§ **Directions**
Skip the pictures and quote all of the lines exactly.

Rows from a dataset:
• • • • • • •

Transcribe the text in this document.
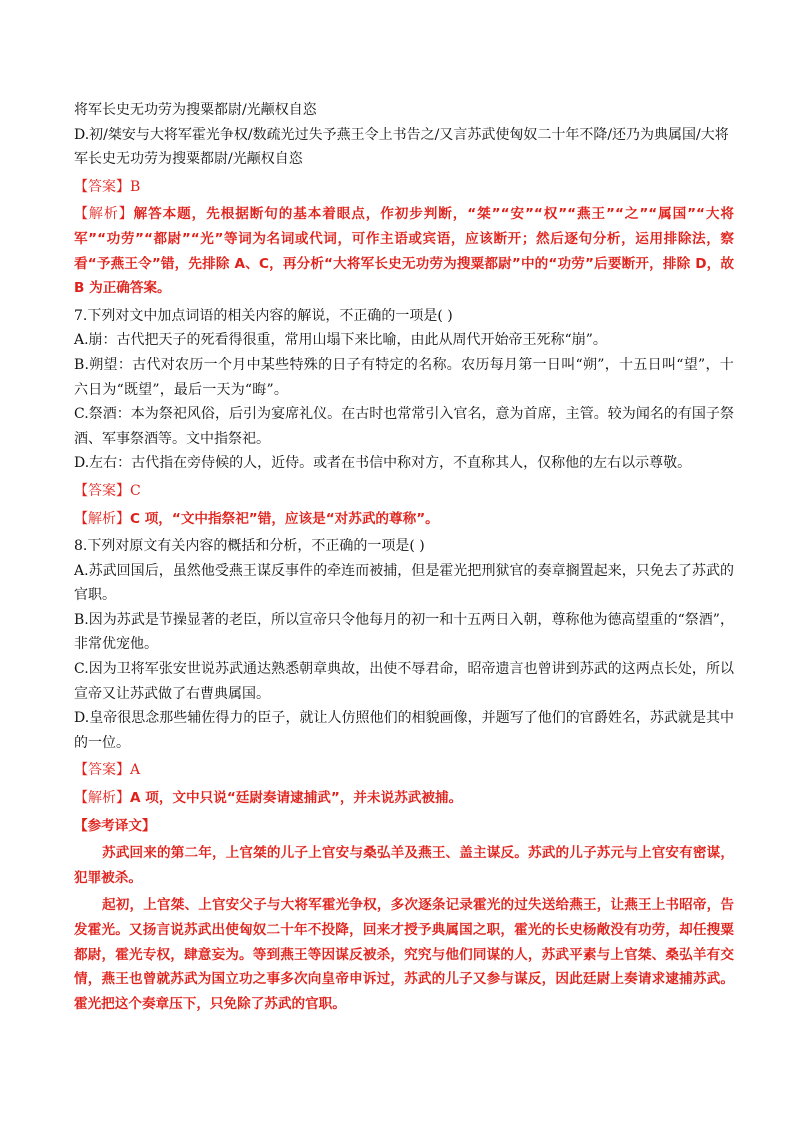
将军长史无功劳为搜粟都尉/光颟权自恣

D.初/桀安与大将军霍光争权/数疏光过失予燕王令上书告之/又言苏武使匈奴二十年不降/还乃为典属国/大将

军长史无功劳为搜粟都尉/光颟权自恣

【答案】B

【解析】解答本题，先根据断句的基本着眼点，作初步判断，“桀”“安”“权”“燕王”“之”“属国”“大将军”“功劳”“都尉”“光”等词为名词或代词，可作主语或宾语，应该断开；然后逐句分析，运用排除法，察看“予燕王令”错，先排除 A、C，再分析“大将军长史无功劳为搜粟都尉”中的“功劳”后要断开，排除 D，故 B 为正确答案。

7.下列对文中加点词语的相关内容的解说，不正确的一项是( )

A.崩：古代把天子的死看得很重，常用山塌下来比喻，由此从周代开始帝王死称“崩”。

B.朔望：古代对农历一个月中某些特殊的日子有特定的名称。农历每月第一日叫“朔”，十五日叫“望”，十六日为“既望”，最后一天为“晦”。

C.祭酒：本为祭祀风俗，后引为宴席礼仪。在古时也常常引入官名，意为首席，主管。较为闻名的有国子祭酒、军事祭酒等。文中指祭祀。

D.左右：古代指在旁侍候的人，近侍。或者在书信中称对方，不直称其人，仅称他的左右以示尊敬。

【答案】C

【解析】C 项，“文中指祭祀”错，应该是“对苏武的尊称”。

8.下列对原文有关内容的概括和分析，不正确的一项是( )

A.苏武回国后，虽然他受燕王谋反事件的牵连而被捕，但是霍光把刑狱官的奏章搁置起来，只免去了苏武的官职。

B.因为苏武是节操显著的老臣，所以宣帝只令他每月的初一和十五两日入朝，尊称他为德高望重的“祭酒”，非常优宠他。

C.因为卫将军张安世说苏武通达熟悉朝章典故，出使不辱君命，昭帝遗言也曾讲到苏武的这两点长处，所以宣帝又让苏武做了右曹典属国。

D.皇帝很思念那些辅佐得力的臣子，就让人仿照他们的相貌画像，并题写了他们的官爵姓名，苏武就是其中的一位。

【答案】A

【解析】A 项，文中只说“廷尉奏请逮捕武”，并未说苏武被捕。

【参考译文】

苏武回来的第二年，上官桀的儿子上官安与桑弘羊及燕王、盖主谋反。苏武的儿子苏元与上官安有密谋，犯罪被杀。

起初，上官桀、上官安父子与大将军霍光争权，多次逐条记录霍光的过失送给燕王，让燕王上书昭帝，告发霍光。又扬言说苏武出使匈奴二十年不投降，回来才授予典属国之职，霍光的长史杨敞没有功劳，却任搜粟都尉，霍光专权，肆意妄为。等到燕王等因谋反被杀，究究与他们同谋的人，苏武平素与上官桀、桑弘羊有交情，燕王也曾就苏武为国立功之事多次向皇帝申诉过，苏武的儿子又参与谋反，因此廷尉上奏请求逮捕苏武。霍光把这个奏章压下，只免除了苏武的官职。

• • • • • • •

§ **In response**
Transcribe the text in this document.
将军长史无功劳为搜粟都尉/光颟权自恣

D.初/桀安与大将军霍光争权/数疏光过失予燕王令上书告之/又言苏武使匈奴二十年不降/还乃为典属国/大将

军长史无功劳为搜粟都尉/光颟权自恣

【答案】B

【解析】解答本题，先根据断句的基本着眼点，作初步判断，“桀”“安”“权”“燕王”“之”“属国”“大将军”“功劳”“都尉”“光”等词为名词或代词，可作主语或宾语，应该断开；然后逐句分析，运用排除法，察看“予燕王令”错，先排除 A、C，再分析“大将军长史无功劳为搜粟都尉”中的“功劳”后要断开，排除 D，故 B 为正确答案。

7.下列对文中加点词语的相关内容的解说，不正确的一项是( )

A.崩：古代把天子的死看得很重，常用山塌下来比喻，由此从周代开始帝王死称“崩”。

B.朔望：古代对农历一个月中某些特殊的日子有特定的名称。农历每月第一日叫“朔”，十五日叫“望”，十六日为“既望”，最后一天为“晦”。

C.祭酒：本为祭祀风俗，后引为宴席礼仪。在古时也常常引入官名，意为首席，主管。较为闻名的有国子祭酒、军事祭酒等。文中指祭祀。

D.左右：古代指在旁侍候的人，近侍。或者在书信中称对方，不直称其人，仅称他的左右以示尊敬。

【答案】C

【解析】C 项，“文中指祭祀”错，应该是“对苏武的尊称”。

8.下列对原文有关内容的概括和分析，不正确的一项是( )

A.苏武回国后，虽然他受燕王谋反事件的牵连而被捕，但是霍光把刑狱官的奏章搁置起来，只免去了苏武的官职。

B.因为苏武是节操显著的老臣，所以宣帝只令他每月的初一和十五两日入朝，尊称他为德高望重的“祭酒”，非常优宠他。

C.因为卫将军张安世说苏武通达熟悉朝章典故，出使不辱君命，昭帝遗言也曾讲到苏武的这两点长处，所以宣帝又让苏武做了右曹典属国。

D.皇帝很思念那些辅佐得力的臣子，就让人仿照他们的相貌画像，并题写了他们的官爵姓名，苏武就是其中的一位。

【答案】A

【解析】A 项，文中只说“廷尉奏请逮捕武”，并未说苏武被捕。

【参考译文】

苏武回来的第二年，上官桀的儿子上官安与桑弘羊及燕王、盖主谋反。苏武的儿子苏元与上官安有密谋，犯罪被杀。

起初，上官桀、上官安父子与大将军霍光争权，多次逐条记录霍光的过失送给燕王，让燕王上书昭帝，告发霍光。又扬言说苏武出使匈奴二十年不投降，回来才授予典属国之职，霍光的长史杨敞没有功劳，却任搜粟都尉，霍光专权，肆意妄为。等到燕王等因谋反被杀，究究与他们同谋的人，苏武平素与上官桀、桑弘羊有交情，燕王也曾就苏武为国立功之事多次向皇帝申诉过，苏武的儿子又参与谋反，因此廷尉上奏请求逮捕苏武。霍光把这个奏章压下，只免除了苏武的官职。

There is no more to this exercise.